──────── Provided data
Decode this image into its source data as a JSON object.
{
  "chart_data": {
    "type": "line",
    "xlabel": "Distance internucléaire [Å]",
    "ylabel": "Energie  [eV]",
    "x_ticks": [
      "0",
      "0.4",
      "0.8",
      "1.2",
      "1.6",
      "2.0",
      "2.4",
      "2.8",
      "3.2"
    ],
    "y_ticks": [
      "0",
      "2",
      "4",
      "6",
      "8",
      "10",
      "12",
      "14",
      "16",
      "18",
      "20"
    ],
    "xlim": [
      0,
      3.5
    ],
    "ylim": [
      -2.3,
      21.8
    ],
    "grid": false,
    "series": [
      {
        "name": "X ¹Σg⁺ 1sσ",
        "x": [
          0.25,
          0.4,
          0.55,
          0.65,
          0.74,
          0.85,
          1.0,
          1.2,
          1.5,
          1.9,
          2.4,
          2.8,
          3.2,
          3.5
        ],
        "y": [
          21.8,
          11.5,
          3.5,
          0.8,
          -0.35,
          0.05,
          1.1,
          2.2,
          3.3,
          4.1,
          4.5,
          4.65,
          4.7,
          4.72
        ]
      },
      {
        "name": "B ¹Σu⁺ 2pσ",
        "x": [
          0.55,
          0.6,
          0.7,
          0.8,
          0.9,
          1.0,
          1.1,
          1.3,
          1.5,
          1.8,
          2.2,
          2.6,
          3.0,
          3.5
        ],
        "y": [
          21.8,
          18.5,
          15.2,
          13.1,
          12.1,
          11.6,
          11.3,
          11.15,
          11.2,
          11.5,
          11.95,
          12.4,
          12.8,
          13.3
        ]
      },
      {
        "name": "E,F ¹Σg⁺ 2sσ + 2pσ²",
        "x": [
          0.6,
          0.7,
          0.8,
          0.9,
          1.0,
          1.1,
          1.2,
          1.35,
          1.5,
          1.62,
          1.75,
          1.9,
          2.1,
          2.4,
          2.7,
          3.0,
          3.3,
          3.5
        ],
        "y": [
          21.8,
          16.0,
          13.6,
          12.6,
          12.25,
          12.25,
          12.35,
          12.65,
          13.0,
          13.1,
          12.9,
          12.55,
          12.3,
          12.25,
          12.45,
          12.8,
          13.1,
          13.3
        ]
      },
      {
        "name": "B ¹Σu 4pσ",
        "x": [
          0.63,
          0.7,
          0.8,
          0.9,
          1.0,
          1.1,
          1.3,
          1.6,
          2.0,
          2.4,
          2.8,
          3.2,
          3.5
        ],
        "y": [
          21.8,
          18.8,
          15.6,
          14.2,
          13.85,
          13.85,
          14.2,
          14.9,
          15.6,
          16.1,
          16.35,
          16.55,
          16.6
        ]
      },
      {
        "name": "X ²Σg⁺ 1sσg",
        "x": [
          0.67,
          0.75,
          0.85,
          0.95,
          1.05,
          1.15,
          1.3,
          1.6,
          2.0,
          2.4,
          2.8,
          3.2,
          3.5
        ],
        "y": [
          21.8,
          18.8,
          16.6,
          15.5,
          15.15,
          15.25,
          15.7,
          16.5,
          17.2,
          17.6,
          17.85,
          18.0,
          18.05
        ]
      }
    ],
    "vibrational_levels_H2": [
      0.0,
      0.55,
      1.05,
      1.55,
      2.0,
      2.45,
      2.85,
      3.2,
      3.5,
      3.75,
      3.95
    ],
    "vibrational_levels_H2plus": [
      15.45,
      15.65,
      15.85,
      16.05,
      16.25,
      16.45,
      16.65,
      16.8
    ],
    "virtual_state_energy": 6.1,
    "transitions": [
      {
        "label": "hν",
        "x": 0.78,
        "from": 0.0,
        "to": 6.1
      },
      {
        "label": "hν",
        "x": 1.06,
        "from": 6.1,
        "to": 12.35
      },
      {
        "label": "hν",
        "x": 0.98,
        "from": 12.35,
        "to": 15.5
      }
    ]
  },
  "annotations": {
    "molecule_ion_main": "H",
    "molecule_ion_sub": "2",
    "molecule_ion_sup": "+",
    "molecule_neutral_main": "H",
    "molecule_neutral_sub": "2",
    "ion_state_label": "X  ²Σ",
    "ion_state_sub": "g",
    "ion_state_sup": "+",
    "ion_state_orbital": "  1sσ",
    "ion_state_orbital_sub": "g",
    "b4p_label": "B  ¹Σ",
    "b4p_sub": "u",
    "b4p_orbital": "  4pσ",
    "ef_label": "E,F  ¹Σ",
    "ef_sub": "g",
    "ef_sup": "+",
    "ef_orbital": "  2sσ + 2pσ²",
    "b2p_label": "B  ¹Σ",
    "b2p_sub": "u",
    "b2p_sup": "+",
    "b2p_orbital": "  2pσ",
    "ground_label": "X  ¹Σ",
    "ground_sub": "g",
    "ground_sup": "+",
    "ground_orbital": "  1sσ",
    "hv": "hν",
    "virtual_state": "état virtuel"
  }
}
────────────────
Your task:
Write out every line from the records above, word for word.

Correct output:
Decode this image into its source data as a JSON object.
{
  "chart_data": {
    "type": "line",
    "xlabel": "Distance internucléaire [Å]",
    "ylabel": "Energie  [eV]",
    "x_ticks": [
      "0",
      "0.4",
      "0.8",
      "1.2",
      "1.6",
      "2.0",
      "2.4",
      "2.8",
      "3.2"
    ],
    "y_ticks": [
      "0",
      "2",
      "4",
      "6",
      "8",
      "10",
      "12",
      "14",
      "16",
      "18",
      "20"
    ],
    "xlim": [
      0,
      3.5
    ],
    "ylim": [
      -2.3,
      21.8
    ],
    "grid": false,
    "series": [
      {
        "name": "X ¹Σg⁺ 1sσ",
        "x": [
          0.25,
          0.4,
          0.55,
          0.65,
          0.74,
          0.85,
          1.0,
          1.2,
          1.5,
          1.9,
          2.4,
          2.8,
          3.2,
          3.5
        ],
        "y": [
          21.8,
          11.5,
          3.5,
          0.8,
          -0.35,
          0.05,
          1.1,
          2.2,
          3.3,
          4.1,
          4.5,
          4.65,
          4.7,
          4.72
        ]
      },
      {
        "name": "B ¹Σu⁺ 2pσ",
        "x": [
          0.55,
          0.6,
          0.7,
          0.8,
          0.9,
          1.0,
          1.1,
          1.3,
          1.5,
          1.8,
          2.2,
          2.6,
          3.0,
          3.5
        ],
        "y": [
          21.8,
          18.5,
          15.2,
          13.1,
          12.1,
          11.6,
          11.3,
          11.15,
          11.2,
          11.5,
          11.95,
          12.4,
          12.8,
          13.3
        ]
      },
      {
        "name": "E,F ¹Σg⁺ 2sσ + 2pσ²",
        "x": [
          0.6,
          0.7,
          0.8,
          0.9,
          1.0,
          1.1,
          1.2,
          1.35,
          1.5,
          1.62,
          1.75,
          1.9,
          2.1,
          2.4,
          2.7,
          3.0,
          3.3,
          3.5
        ],
        "y": [
          21.8,
          16.0,
          13.6,
          12.6,
          12.25,
          12.25,
          12.35,
          12.65,
          13.0,
          13.1,
          12.9,
          12.55,
          12.3,
          12.25,
          12.45,
          12.8,
          13.1,
          13.3
        ]
      },
      {
        "name": "B ¹Σu 4pσ",
        "x": [
          0.63,
          0.7,
          0.8,
          0.9,
          1.0,
          1.1,
          1.3,
          1.6,
          2.0,
          2.4,
          2.8,
          3.2,
          3.5
        ],
        "y": [
          21.8,
          18.8,
          15.6,
          14.2,
          13.85,
          13.85,
          14.2,
          14.9,
          15.6,
          16.1,
          16.35,
          16.55,
          16.6
        ]
      },
      {
        "name": "X ²Σg⁺ 1sσg",
        "x": [
          0.67,
          0.75,
          0.85,
          0.95,
          1.05,
          1.15,
          1.3,
          1.6,
          2.0,
          2.4,
          2.8,
          3.2,
          3.5
        ],
        "y": [
          21.8,
          18.8,
          16.6,
          15.5,
          15.15,
          15.25,
          15.7,
          16.5,
          17.2,
          17.6,
          17.85,
          18.0,
          18.05
        ]
      }
    ],
    "vibrational_levels_H2": [
      0.0,
      0.55,
      1.05,
      1.55,
      2.0,
      2.45,
      2.85,
      3.2,
      3.5,
      3.75,
      3.95
    ],
    "vibrational_levels_H2plus": [
      15.45,
      15.65,
      15.85,
      16.05,
      16.25,
      16.45,
      16.65,
      16.8
    ],
    "virtual_state_energy": 6.1,
    "transitions": [
      {
        "label": "hν",
        "x": 0.78,
        "from": 0.0,
        "to": 6.1
      },
      {
        "label": "hν",
        "x": 1.06,
        "from": 6.1,
        "to": 12.35
      },
      {
        "label": "hν",
        "x": 0.98,
        "from": 12.35,
        "to": 15.5
      }
    ]
  },
  "annotations": {
    "molecule_ion_main": "H",
    "molecule_ion_sub": "2",
    "molecule_ion_sup": "+",
    "molecule_neutral_main": "H",
    "molecule_neutral_sub": "2",
    "ion_state_label": "X  ²Σ",
    "ion_state_sub": "g",
    "ion_state_sup": "+",
    "ion_state_orbital": "  1sσ",
    "ion_state_orbital_sub": "g",
    "b4p_label": "B  ¹Σ",
    "b4p_sub": "u",
    "b4p_orbital": "  4pσ",
    "ef_label": "E,F  ¹Σ",
    "ef_sub": "g",
    "ef_sup": "+",
    "ef_orbital": "  2sσ + 2pσ²",
    "b2p_label": "B  ¹Σ",
    "b2p_sub": "u",
    "b2p_sup": "+",
    "b2p_orbital": "  2pσ",
    "ground_label": "X  ¹Σ",
    "ground_sub": "g",
    "ground_sup": "+",
    "ground_orbital": "  1sσ",
    "hv": "hν",
    "virtual_state": "état virtuel"
  }
}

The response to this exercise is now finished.